--- Start of WORKING DATA ---
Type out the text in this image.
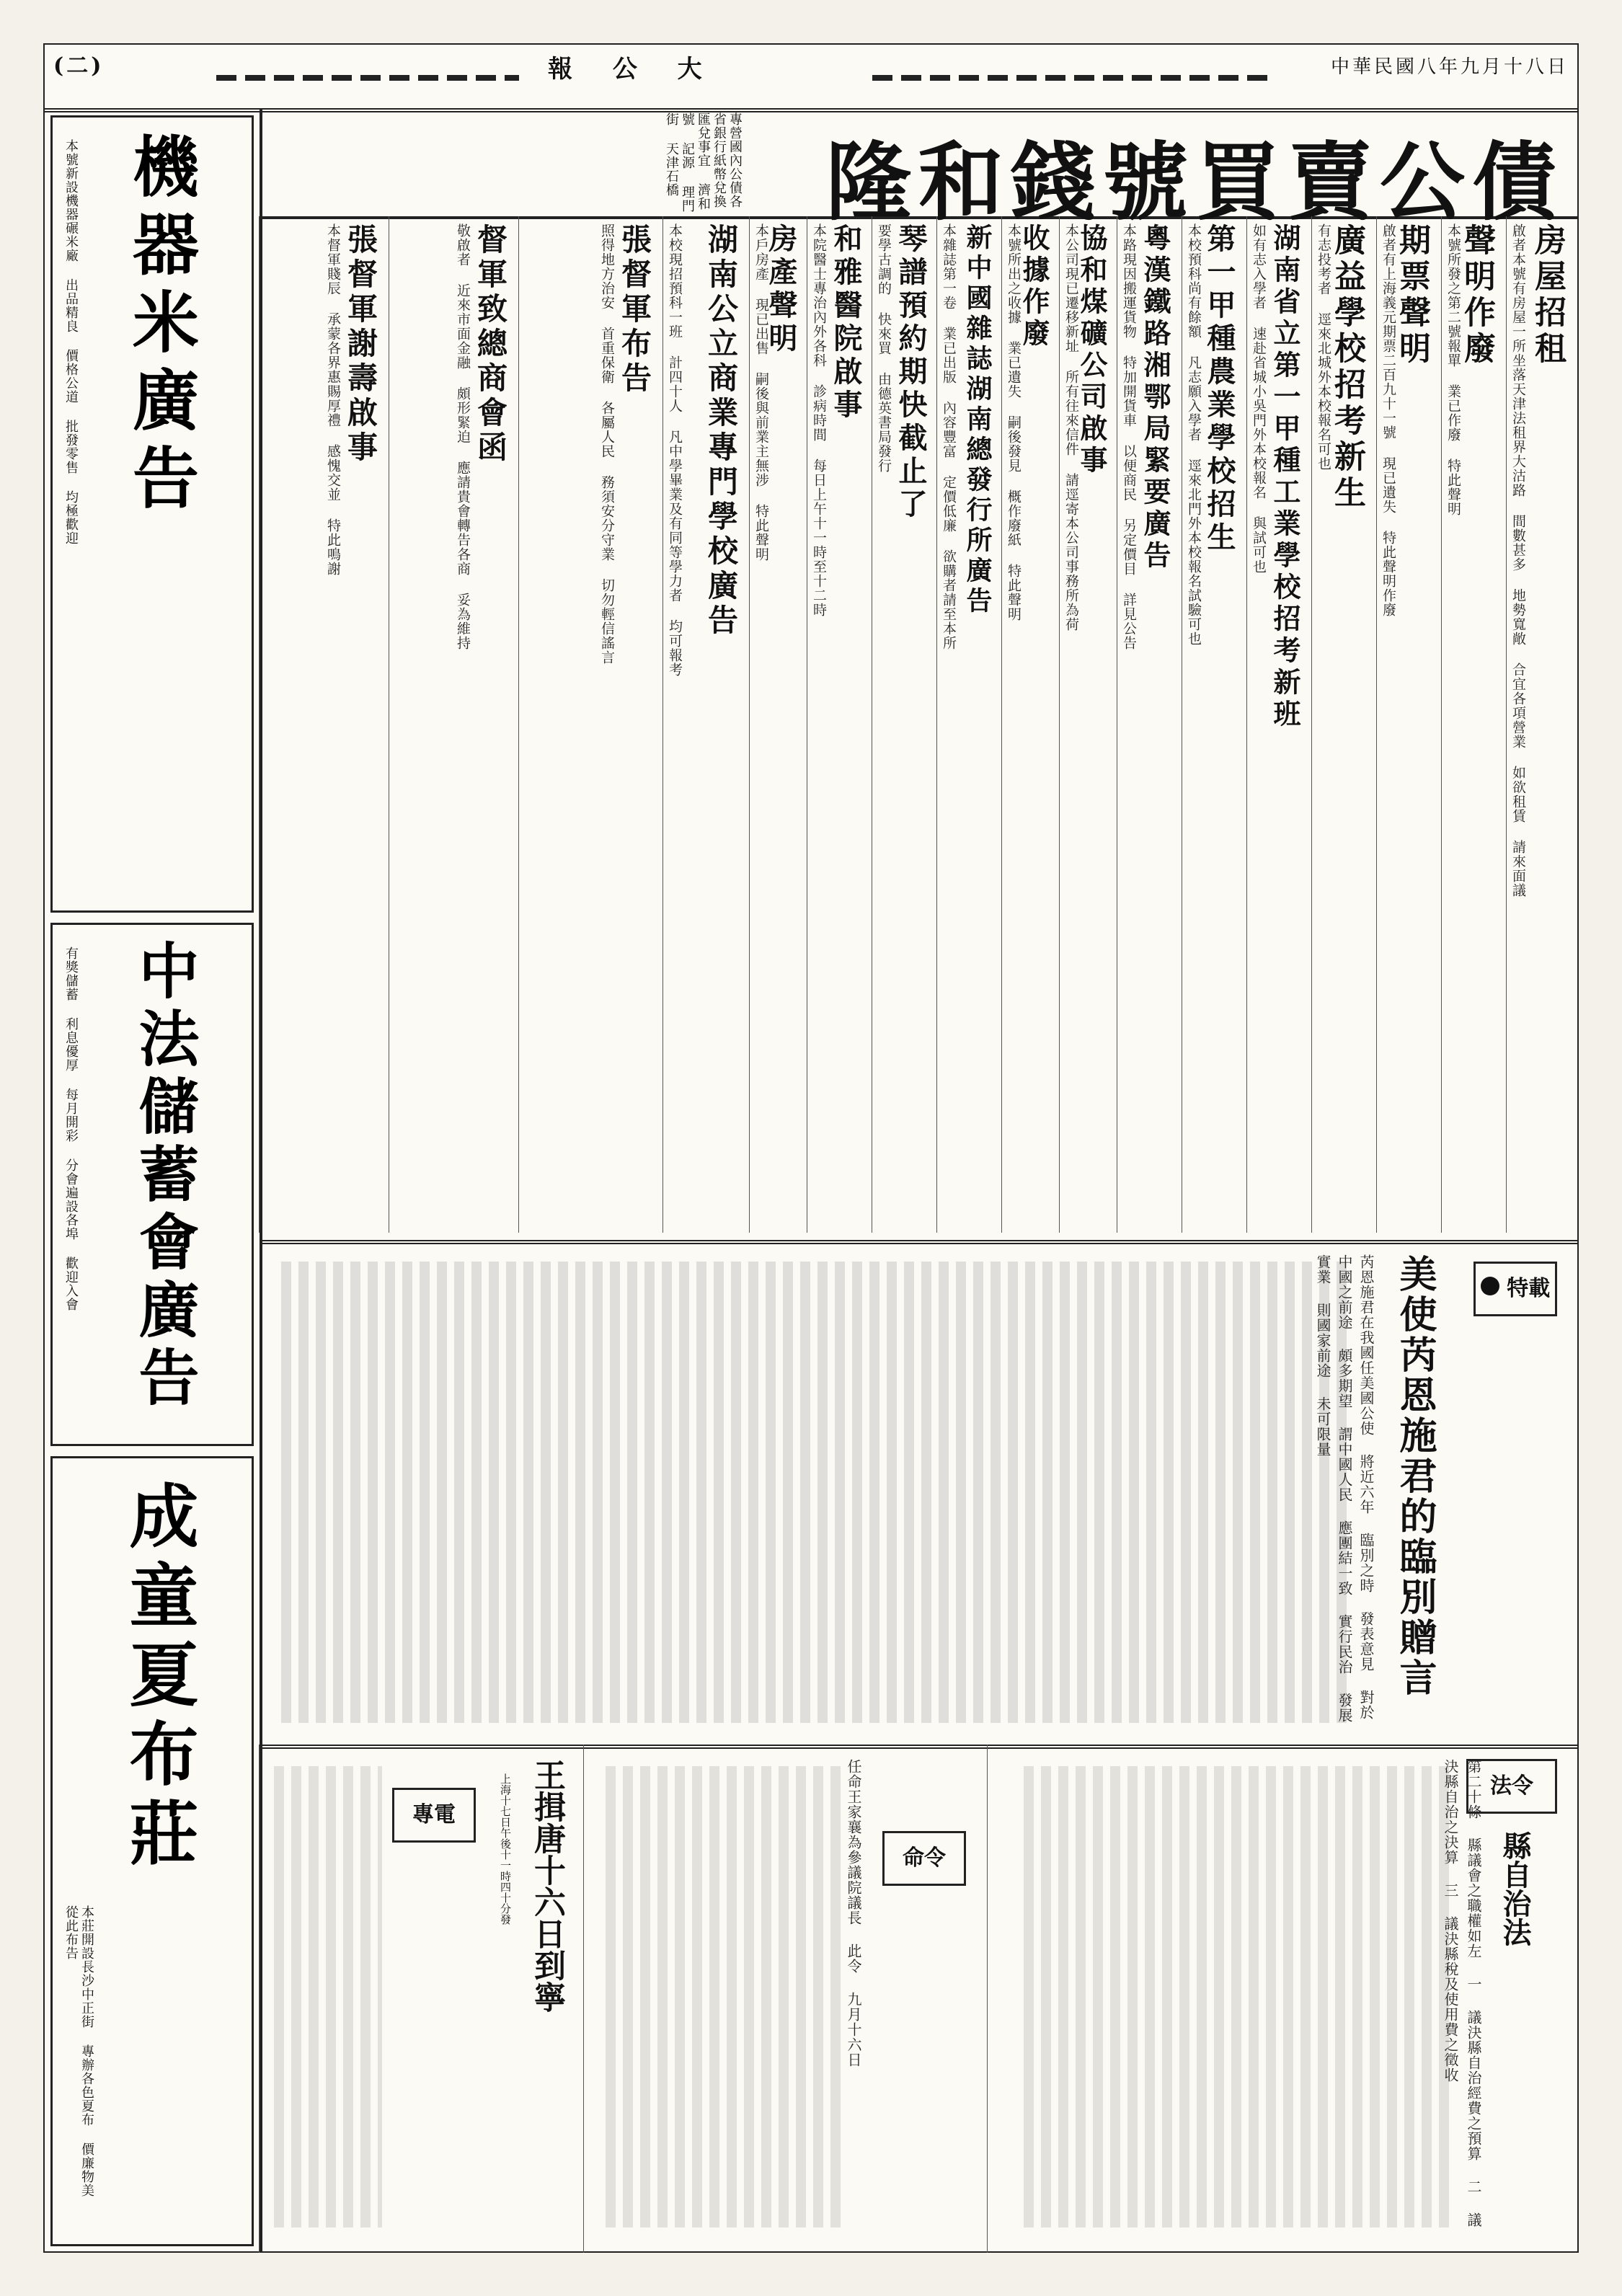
(二)	報 公 大	中華民國八年九月十八日
機器米廣告
本號新設機器碾米廠 出品精良 價格公道 批發零售 均極歡迎
中法儲蓄會廣告
有獎儲蓄 利息優厚 每月開彩 分會遍設各埠 歡迎入會
成童夏布莊
本莊開設長沙中正街 專辦各色夏布 價廉物美 從此布告
專營國內公債各省銀行紙幣兌換匯兌事宜 濟和號 記源 理門街 天津石橋	隆和錢號買賣公債
房屋招租
啟者本號有房屋一所坐落天津法租界大沽路 間數甚多 地勢寬敞 合宜各項營業 如欲租賃 請來面議
聲明作廢
本號所發之第二號報單 業已作廢 特此聲明
期票聲明
啟者有上海義元期票二百九十一號 現已遺失 特此聲明作廢
廣益學校招考新生
有志投考者 逕來北城外本校報名可也
湖南省立第一甲種工業學校招考新班
如有志入學者 速赴省城小吳門外本校報名 與試可也
第一甲種農業學校招生
本校預科尚有餘額 凡志願入學者 逕來北門外本校報名試驗可也
粵漢鐵路湘鄂局緊要廣告
本路現因搬運貨物 特加開貨車 以便商民 另定價目 詳見公告
協和煤礦公司啟事
本公司現已遷移新址 所有往來信件 請逕寄本公司事務所為荷
收據作廢
本號所出之收據 業已遺失 嗣後發見 概作廢紙 特此聲明
新中國雜誌湖南總發行所廣告
本雜誌第一卷 業已出版 內容豐富 定價低廉 欲購者請至本所
琴譜預約期快截止了
要學古調的 快來買 由德英書局發行
和雅醫院啟事
本院醫士專治內外各科 診病時間 每日上午十一時至十二時
房產聲明
本戶房產 現已出售 嗣後與前業主無涉 特此聲明
湖南公立商業專門學校廣告
本校現招預科一班 計四十人 凡中學畢業及有同等學力者 均可報考
張督軍布告
照得地方治安 首重保衛 各屬人民 務須安分守業 切勿輕信謠言
督軍致總商會函
敬啟者 近來市面金融 頗形緊迫 應請貴會轉告各商 妥為維持
張督軍謝壽啟事
本督軍賤辰 承蒙各界惠賜厚禮 感愧交並 特此鳴謝
特載
美使芮恩施君的臨別贈言
芮恩施君在我國任美國公使 將近六年 臨別之時 發表意見 對於中國之前途 頗多期望 謂中國人民 應團結一致 實行民治 發展實業 則國家前途 未可限量
法令
縣自治法
第二十條 縣議會之職權如左 一 議決縣自治經費之預算 二 議決縣自治之決算 三 議決縣稅及使用費之徵收
命令
任命王家襄為參議院議長 此令 九月十六日
王揖唐十六日到寧
上海十七日午後十一時四十分發
專電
--- End of WORKING DATA ---
__EXERCISE DETAILS__: Except for the pictures, reproduce every line exactly.

__FINISHED ANSWER__:
Type out the text in this image.
(二)	報 公 大	中華民國八年九月十八日
機器米廣告
本號新設機器碾米廠 出品精良 價格公道 批發零售 均極歡迎
中法儲蓄會廣告
有獎儲蓄 利息優厚 每月開彩 分會遍設各埠 歡迎入會
成童夏布莊
本莊開設長沙中正街 專辦各色夏布 價廉物美 從此布告
專營國內公債各省銀行紙幣兌換匯兌事宜 濟和號 記源 理門街 天津石橋	隆和錢號買賣公債
房屋招租
啟者本號有房屋一所坐落天津法租界大沽路 間數甚多 地勢寬敞 合宜各項營業 如欲租賃 請來面議
聲明作廢
本號所發之第二號報單 業已作廢 特此聲明
期票聲明
啟者有上海義元期票二百九十一號 現已遺失 特此聲明作廢
廣益學校招考新生
有志投考者 逕來北城外本校報名可也
湖南省立第一甲種工業學校招考新班
如有志入學者 速赴省城小吳門外本校報名 與試可也
第一甲種農業學校招生
本校預科尚有餘額 凡志願入學者 逕來北門外本校報名試驗可也
粵漢鐵路湘鄂局緊要廣告
本路現因搬運貨物 特加開貨車 以便商民 另定價目 詳見公告
協和煤礦公司啟事
本公司現已遷移新址 所有往來信件 請逕寄本公司事務所為荷
收據作廢
本號所出之收據 業已遺失 嗣後發見 概作廢紙 特此聲明
新中國雜誌湖南總發行所廣告
本雜誌第一卷 業已出版 內容豐富 定價低廉 欲購者請至本所
琴譜預約期快截止了
要學古調的 快來買 由德英書局發行
和雅醫院啟事
本院醫士專治內外各科 診病時間 每日上午十一時至十二時
房產聲明
本戶房產 現已出售 嗣後與前業主無涉 特此聲明
湖南公立商業專門學校廣告
本校現招預科一班 計四十人 凡中學畢業及有同等學力者 均可報考
張督軍布告
照得地方治安 首重保衛 各屬人民 務須安分守業 切勿輕信謠言
督軍致總商會函
敬啟者 近來市面金融 頗形緊迫 應請貴會轉告各商 妥為維持
張督軍謝壽啟事
本督軍賤辰 承蒙各界惠賜厚禮 感愧交並 特此鳴謝
特載
美使芮恩施君的臨別贈言
芮恩施君在我國任美國公使 將近六年 臨別之時 發表意見 對於中國之前途 頗多期望 謂中國人民 應團結一致 實行民治 發展實業 則國家前途 未可限量
法令
縣自治法
第二十條 縣議會之職權如左 一 議決縣自治經費之預算 二 議決縣自治之決算 三 議決縣稅及使用費之徵收
命令
任命王家襄為參議院議長 此令 九月十六日
王揖唐十六日到寧
上海十七日午後十一時四十分發
專電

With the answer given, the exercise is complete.